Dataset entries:
━━━━━━━━

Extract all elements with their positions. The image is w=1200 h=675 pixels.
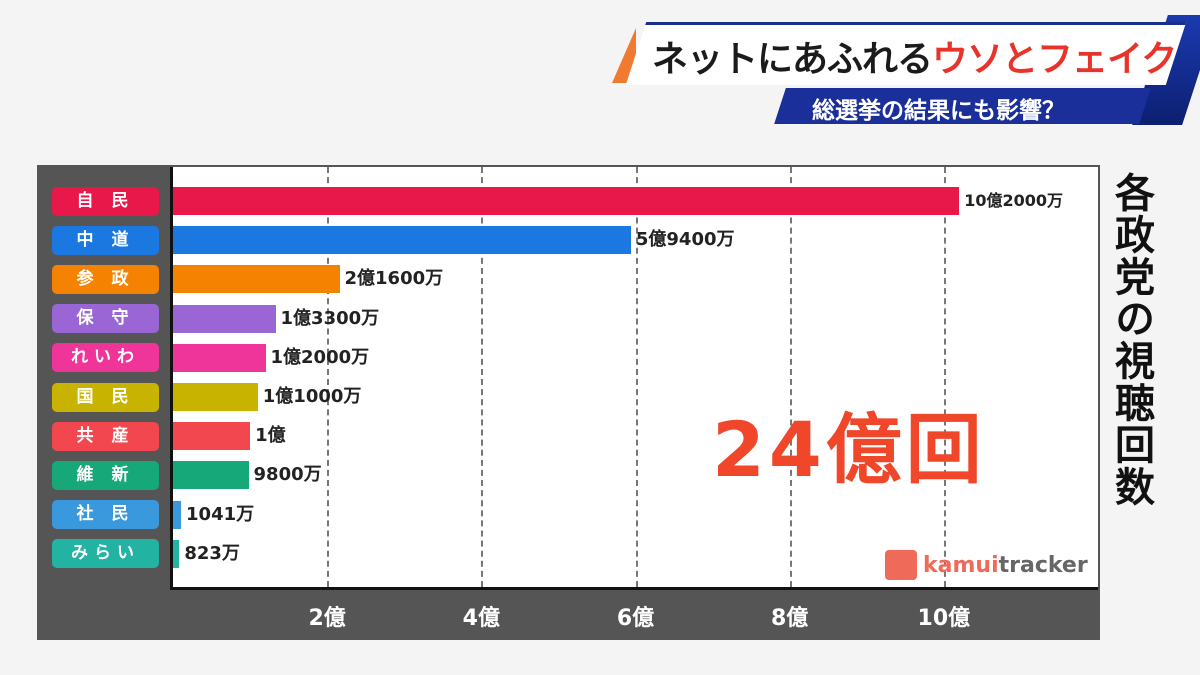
data-label: 1億1000万 xyxy=(262,386,362,407)
header-banner: ネットにあふれるウソとフェイク xyxy=(612,18,1187,85)
gridline xyxy=(789,167,792,587)
subtitle: 総選挙の結果にも影響？ xyxy=(812,98,1065,124)
headline-red: ウソとフェイク xyxy=(932,39,1177,80)
bar xyxy=(173,304,276,333)
data-label: 823万 xyxy=(184,542,240,564)
bar xyxy=(173,539,180,568)
category-label: 中 道 xyxy=(52,225,159,255)
data-label: 9800万 xyxy=(253,464,322,486)
data-label: 1億 xyxy=(255,425,286,447)
logo-text: kamuitracker xyxy=(923,553,1088,578)
category-label: 維 新 xyxy=(52,460,159,490)
bar xyxy=(173,383,258,411)
x-tick-label: 2億 xyxy=(308,606,346,631)
data-label: 1億3300万 xyxy=(280,307,380,329)
category-label: 参 政 xyxy=(52,264,159,294)
gridline xyxy=(481,167,484,587)
trend-chart-icon xyxy=(885,550,917,580)
data-label: 1億2000万 xyxy=(270,346,370,368)
bar xyxy=(173,461,249,490)
x-tick-label: 4億 xyxy=(462,606,500,631)
bar xyxy=(173,422,251,451)
bar xyxy=(173,265,340,294)
category-label: れいわ xyxy=(52,343,159,373)
data-label: 10億2000万 xyxy=(964,191,1064,210)
bar xyxy=(173,226,631,255)
headline-black: ネットにあふれる xyxy=(652,39,933,80)
logo-part1: kamui xyxy=(923,552,999,578)
chart-title: 各政党の視聴回数 xyxy=(1108,172,1154,508)
category-label: みらい xyxy=(52,539,159,569)
data-label: 1041万 xyxy=(186,503,255,525)
plot-area: 10億2000万 5億9400万 2億1600万 1億3300万 1億2000万 1億10… xyxy=(170,167,1098,590)
category-label: 共 産 xyxy=(52,421,159,451)
category-label: 国 民 xyxy=(52,382,159,412)
x-tick-label: 8億 xyxy=(771,606,809,631)
gridline xyxy=(943,167,946,587)
x-tick-label: 6億 xyxy=(616,606,655,631)
bar xyxy=(173,343,266,372)
category-label: 社 民 xyxy=(52,500,159,530)
gridline xyxy=(327,167,330,587)
bar xyxy=(173,500,182,529)
logo-part2: tracker xyxy=(998,552,1088,578)
x-tick-label: 10億 xyxy=(917,606,971,631)
total-views: 24億回 xyxy=(712,405,986,494)
data-label: 2億1600万 xyxy=(344,268,444,290)
bar xyxy=(173,187,960,215)
category-label: 保 守 xyxy=(52,304,159,334)
kamuitracker-logo: kamuitracker xyxy=(885,550,1088,580)
category-label: 自 民 xyxy=(52,186,159,216)
data-label: 5億9400万 xyxy=(635,229,735,251)
gridline xyxy=(635,167,638,587)
headline: ネットにあふれるウソとフェイク xyxy=(652,30,1177,82)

━━━━━━━━

Pick out each line in the items above that contains the string "kamuitracker", and copy those lines in full.

logo-text: kamuitracker xyxy=(923,553,1088,578)
kamuitracker-logo: kamuitracker xyxy=(885,550,1088,580)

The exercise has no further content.